→ Supplied entries
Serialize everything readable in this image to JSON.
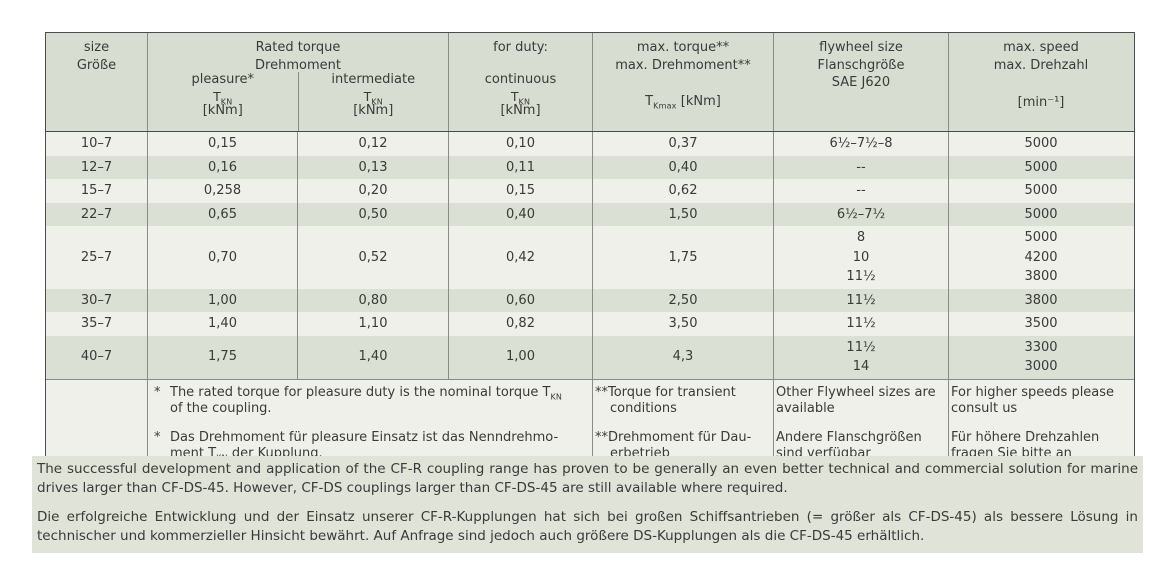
{
  "colors": {
    "header_bg": "#d8ddd1",
    "row_light": "#eef0e9",
    "row_dark": "#dbe0d5",
    "notes_bg": "#dfe3d8",
    "border_outer": "#4c4c4c",
    "border_inner": "#8a8a8a",
    "text": "#3a3a3a"
  },
  "table": {
    "header": {
      "size": {
        "en": "size",
        "de": "Größe"
      },
      "rated_torque": {
        "en": "Rated torque",
        "de": "Drehmoment"
      },
      "pleasure": {
        "label": "pleasure*",
        "symbol": [
          [
            "t",
            "T"
          ],
          [
            "sub",
            "KN"
          ]
        ],
        "unit": "[kNm]"
      },
      "intermediate": {
        "label": "intermediate",
        "symbol": [
          [
            "t",
            "T"
          ],
          [
            "sub",
            "KN"
          ]
        ],
        "unit": "[kNm]"
      },
      "continuous": {
        "duty": "for duty:",
        "label": "continuous",
        "symbol": [
          [
            "t",
            "T"
          ],
          [
            "sub",
            "KN"
          ]
        ],
        "unit": "[kNm]"
      },
      "max_torque": {
        "en": "max. torque**",
        "de": "max. Drehmoment**",
        "symbol": [
          [
            "t",
            "T"
          ],
          [
            "sub",
            "Kmax"
          ],
          [
            "t",
            " [kNm]"
          ]
        ]
      },
      "flywheel": {
        "en": "flywheel size",
        "de": "Flanschgröße",
        "standard": "SAE J620"
      },
      "max_speed": {
        "en": "max. speed",
        "de": "max. Drehzahl",
        "unit": "[min⁻¹]"
      }
    },
    "rows": [
      {
        "size": "10–7",
        "pleasure": "0,15",
        "intermediate": "0,12",
        "continuous": "0,10",
        "max_torque": "0,37",
        "flywheel": "6½–7½–8",
        "speed": "5000"
      },
      {
        "size": "12–7",
        "pleasure": "0,16",
        "intermediate": "0,13",
        "continuous": "0,11",
        "max_torque": "0,40",
        "flywheel": "--",
        "speed": "5000"
      },
      {
        "size": "15–7",
        "pleasure": "0,258",
        "intermediate": "0,20",
        "continuous": "0,15",
        "max_torque": "0,62",
        "flywheel": "--",
        "speed": "5000"
      },
      {
        "size": "22–7",
        "pleasure": "0,65",
        "intermediate": "0,50",
        "continuous": "0,40",
        "max_torque": "1,50",
        "flywheel": "6½–7½",
        "speed": "5000"
      },
      {
        "size": "25–7",
        "pleasure": "0,70",
        "intermediate": "0,52",
        "continuous": "0,42",
        "max_torque": "1,75",
        "flywheel": "8\n10\n11½",
        "speed": "5000\n4200\n3800"
      },
      {
        "size": "30–7",
        "pleasure": "1,00",
        "intermediate": "0,80",
        "continuous": "0,60",
        "max_torque": "2,50",
        "flywheel": "11½",
        "speed": "3800"
      },
      {
        "size": "35–7",
        "pleasure": "1,40",
        "intermediate": "1,10",
        "continuous": "0,82",
        "max_torque": "3,50",
        "flywheel": "11½",
        "speed": "3500"
      },
      {
        "size": "40–7",
        "pleasure": "1,75",
        "intermediate": "1,40",
        "continuous": "1,00",
        "max_torque": "4,3",
        "flywheel": "11½\n14",
        "speed": "3300\n3000"
      }
    ],
    "footnotes": {
      "rated": [
        {
          "marker": "*",
          "rich": [
            [
              "t",
              "The rated torque for pleasure duty is the nominal torque T"
            ],
            [
              "sub",
              "KN"
            ],
            [
              "t",
              "\nof the coupling."
            ]
          ]
        },
        {
          "marker": "*",
          "rich": [
            [
              "t",
              "Das Drehmoment für pleasure Einsatz ist das Nenndrehmo-\nment T"
            ],
            [
              "sub",
              "KN"
            ],
            [
              "t",
              " der Kupplung."
            ]
          ]
        }
      ],
      "max_torque": [
        "**Torque for transient\nconditions",
        "**Drehmoment für Dau-\nerbetrieb"
      ],
      "flywheel": [
        "Other Flywheel sizes are\navailable",
        "Andere Flanschgrößen\nsind verfügbar"
      ],
      "speed": [
        "For higher speeds please\nconsult us",
        "Für höhere Drehzahlen\nfragen Sie bitte an"
      ]
    }
  },
  "notes": {
    "en": "The successful development and application of the CF-R coupling range has proven to be generally an even better technical and commercial solution for marine drives larger than CF-DS-45. However, CF-DS couplings larger than CF-DS-45 are still available where required.",
    "de": "Die erfolgreiche Entwicklung und der Einsatz unserer CF-R-Kupplungen hat sich bei großen Schiffsantrieben (= größer als CF-DS-45) als bessere Lösung in technischer und kommerzieller Hinsicht bewährt. Auf Anfrage sind jedoch auch größere DS-Kupplungen als die CF-DS-45 erhältlich."
  }
}
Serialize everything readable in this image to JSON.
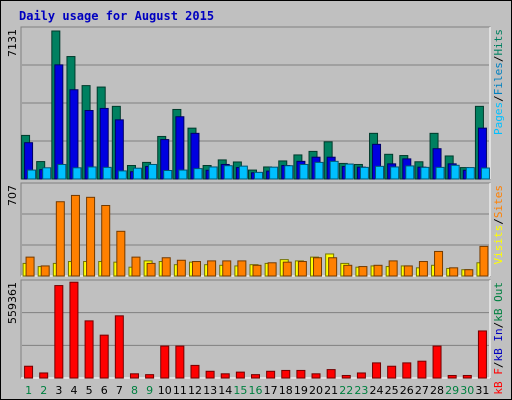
{
  "chart_data": {
    "type": "bar",
    "title": "Daily usage for August 2015",
    "categories": [
      "1",
      "2",
      "3",
      "4",
      "5",
      "6",
      "7",
      "8",
      "9",
      "10",
      "11",
      "12",
      "13",
      "14",
      "15",
      "16",
      "17",
      "18",
      "19",
      "20",
      "21",
      "22",
      "23",
      "24",
      "25",
      "26",
      "27",
      "28",
      "29",
      "30",
      "31"
    ],
    "weekend_days": [
      "1",
      "2",
      "8",
      "9",
      "15",
      "16",
      "22",
      "23",
      "29",
      "30"
    ],
    "day_label_colors": {
      "weekday": "#000000",
      "weekend": "#008040"
    },
    "panels": [
      {
        "id": "hits-files-pages",
        "ymax_label": "7131",
        "ylim": [
          0,
          7131
        ],
        "legend": [
          {
            "label": "Pages",
            "color": "#00c0ff"
          },
          {
            "sep": "/"
          },
          {
            "label": "Files",
            "color": "#0080c0"
          },
          {
            "sep": "/"
          },
          {
            "label": "Hits",
            "color": "#008060"
          }
        ],
        "series": [
          {
            "name": "Hits",
            "color": "#008060",
            "values": [
              2100,
              840,
              7131,
              5900,
              4500,
              4430,
              3500,
              650,
              800,
              2050,
              3350,
              2450,
              650,
              920,
              820,
              430,
              580,
              870,
              1160,
              1330,
              1790,
              750,
              700,
              2200,
              1190,
              1130,
              830,
              2200,
              1110,
              550,
              3500
            ]
          },
          {
            "name": "Files",
            "color": "#0000e0",
            "values": [
              1750,
              450,
              5500,
              4300,
              3300,
              3400,
              2850,
              350,
              600,
              1900,
              3000,
              2200,
              420,
              700,
              550,
              300,
              380,
              650,
              850,
              1050,
              1050,
              600,
              570,
              1670,
              730,
              970,
              570,
              1460,
              730,
              420,
              2450
            ]
          },
          {
            "name": "Pages",
            "color": "#00c0ff",
            "values": [
              430,
              540,
              700,
              540,
              580,
              560,
              390,
              520,
              700,
              410,
              430,
              500,
              580,
              640,
              620,
              320,
              570,
              640,
              700,
              800,
              850,
              720,
              560,
              610,
              580,
              630,
              560,
              560,
              660,
              550,
              530
            ]
          }
        ]
      },
      {
        "id": "visits-sites",
        "ymax_label": "707",
        "ylim": [
          0,
          707
        ],
        "legend": [
          {
            "label": "Visits",
            "color": "#ffff00"
          },
          {
            "sep": "/"
          },
          {
            "label": "Sites",
            "color": "#ff8000"
          }
        ],
        "series": [
          {
            "name": "Visits",
            "color": "#ffff00",
            "values": [
              100,
              75,
              100,
              115,
              115,
              115,
              110,
              70,
              120,
              115,
              90,
              110,
              90,
              85,
              80,
              90,
              100,
              130,
              120,
              150,
              175,
              100,
              70,
              80,
              75,
              80,
              65,
              85,
              60,
              50,
              105
            ]
          },
          {
            "name": "Sites",
            "color": "#ff8000",
            "values": [
              150,
              80,
              590,
              640,
              625,
              560,
              355,
              150,
              100,
              145,
              125,
              115,
              120,
              120,
              120,
              85,
              105,
              110,
              115,
              145,
              145,
              85,
              75,
              85,
              120,
              80,
              115,
              195,
              65,
              50,
              235
            ]
          }
        ]
      },
      {
        "id": "kbf-kbin-kbout",
        "ymax_label": "559361",
        "ylim": [
          0,
          559361
        ],
        "legend": [
          {
            "label": "kB F",
            "color": "#ff0000"
          },
          {
            "sep": "/"
          },
          {
            "label": "kB In",
            "color": "#0000c0"
          },
          {
            "sep": "/"
          },
          {
            "label": "kB Out",
            "color": "#008040"
          }
        ],
        "series": [
          {
            "name": "kB F",
            "color": "#ff0000",
            "values": [
              70000,
              30000,
              550000,
              570000,
              340000,
              255000,
              370000,
              25000,
              20000,
              190000,
              190000,
              75000,
              40000,
              25000,
              35000,
              20000,
              40000,
              45000,
              45000,
              25000,
              50000,
              15000,
              30000,
              90000,
              70000,
              90000,
              100000,
              190000,
              15000,
              15000,
              280000
            ]
          }
        ]
      }
    ]
  }
}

→ What to work on
Which lines contain the word "pleasure"? Return each of them.

→ Result of this task
      "pleasure": {
        "label": "pleasure*",
        "pleasure": "0,15",
        "pleasure": "0,16",
        "pleasure": "0,258",
        "pleasure": "0,65",
        "pleasure": "0,70",
        "pleasure": "1,00",
        "pleasure": "1,40",
        "pleasure": "1,75",
              "The rated torque for pleasure duty is the nominal torque T"
              "Das Drehmoment für pleasure Einsatz ist das Nenndrehmo-\nment T"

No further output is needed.